● ページ抜粋
════════

しかし、聖霊は、いろいろな人が、いろいろなこと言うから、よく分かりませんでした。
結論的には、わたしが今は信じているという、
この事態の中に聖霊の働きがあると、それなしには、わたしは、信じられなかったし、
それなしに、六十年も信仰生活はできなかったのでしょうし、というふうに後づけ的に思って、
それは、聖霊の働きによるほかにないのだと、そう受け止めています。
それは同時に、皆さま方にとっても同じことが言えるのではないでしょうか。

 今日は、ペンテコステですね。
ペンテコステっていうのは、実は、大変なことなのですね。
集団的に聖霊が降ったということです。
今、わたし、時々、会うクリスチャンで、聖霊体験をしたという人がいます。
ああ、これ本物だなぁと思いました。

════════

いくつかの資料:
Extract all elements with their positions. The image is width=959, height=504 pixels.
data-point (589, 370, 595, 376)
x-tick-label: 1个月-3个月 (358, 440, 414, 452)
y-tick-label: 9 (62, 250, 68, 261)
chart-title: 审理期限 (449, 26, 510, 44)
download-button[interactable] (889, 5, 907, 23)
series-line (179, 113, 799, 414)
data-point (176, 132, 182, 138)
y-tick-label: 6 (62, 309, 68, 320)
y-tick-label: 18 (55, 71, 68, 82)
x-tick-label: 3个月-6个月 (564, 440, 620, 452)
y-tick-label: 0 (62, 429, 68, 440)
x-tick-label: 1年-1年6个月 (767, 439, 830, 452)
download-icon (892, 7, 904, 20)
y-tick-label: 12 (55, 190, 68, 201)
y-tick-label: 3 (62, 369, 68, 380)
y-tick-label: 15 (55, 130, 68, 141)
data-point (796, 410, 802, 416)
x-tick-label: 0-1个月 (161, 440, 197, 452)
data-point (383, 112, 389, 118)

════════

● 取り組む課題
**A)** 聖霊とペンテコステについての文章のうち、「しかし、聖霊は、いろいろな人が、いろいろなこと言うから、よく分かりませんでした。」を含む語句で始まり「今、わたし、時々、会うクリスチャンで、聖霊体験をしたという人がいます。」で終わる部分を、「ペンテコステ」を「五旬節」に入れ替えて書き直してください。
**B)** 聖霊とペンテコステについての文章を、最後の文の後から書き継いでください。

● 結果
**A)**
しかし、聖霊は、いろいろな人が、いろいろなこと言うから、よく分かりませんでした。
結論的には、わたしが今は信じているという、
この事態の中に聖霊の働きがあると、それなしには、わたしは、信じられなかったし、
それなしに、六十年も信仰生活はできなかったのでしょうし、というふうに後づけ的に思って、
それは、聖霊の働きによるほかにないのだと、そう受け止めています。
それは同時に、皆さま方にとっても同じことが言えるのではないでしょうか。

 今日は、五旬節ですね。
五旬節っていうのは、実は、大変なことなのですね。
集団的に聖霊が降ったということです。
今、わたし、時々、会うクリスチャンで、聖霊体験をしたという人がいます。

**B)**
聖霊体験をしたのは本当だなあと。
初めの頃に会うと聞くのです。
いつ起こったか、どういう変化があなたに起こったのかと。
そういう意味で、個人的にそういう体験、ある特異な体験があるということは分かるのですけれど、
集団で起こるということは私は聞いていないのです。
使徒言行録のこの場面一回だけです。
ユダヤ教の五十日祭に、今で言うペンテコステが起こったのです。
これに似た場面は前週に言いましたが、エリヤ昇天とイエスの昇天の場面があるだけです。

 この場面は、計算の推理はいろいろですが私は三十人以上の人が見たと思います。
今日のペンテコステも、僕の計算だと、三十人前後の人ですね。
イエスさまの弟子の名前が詳しく書いてあります。
十一人のユダ以外の名前が全部書いてあるのですね。
そして、マリアの名前が書いてあって、イエスの兄弟の五、六人のことが書いてあるのです。
ガリラヤから従ってきた弟子たちのこと、女の弟子のことも書いてあるし、あるいは、
マティアともう一人の人が選ばれる時の、イエスさまと一緒に行動した人たちも居たというから三十人ぐらいですね。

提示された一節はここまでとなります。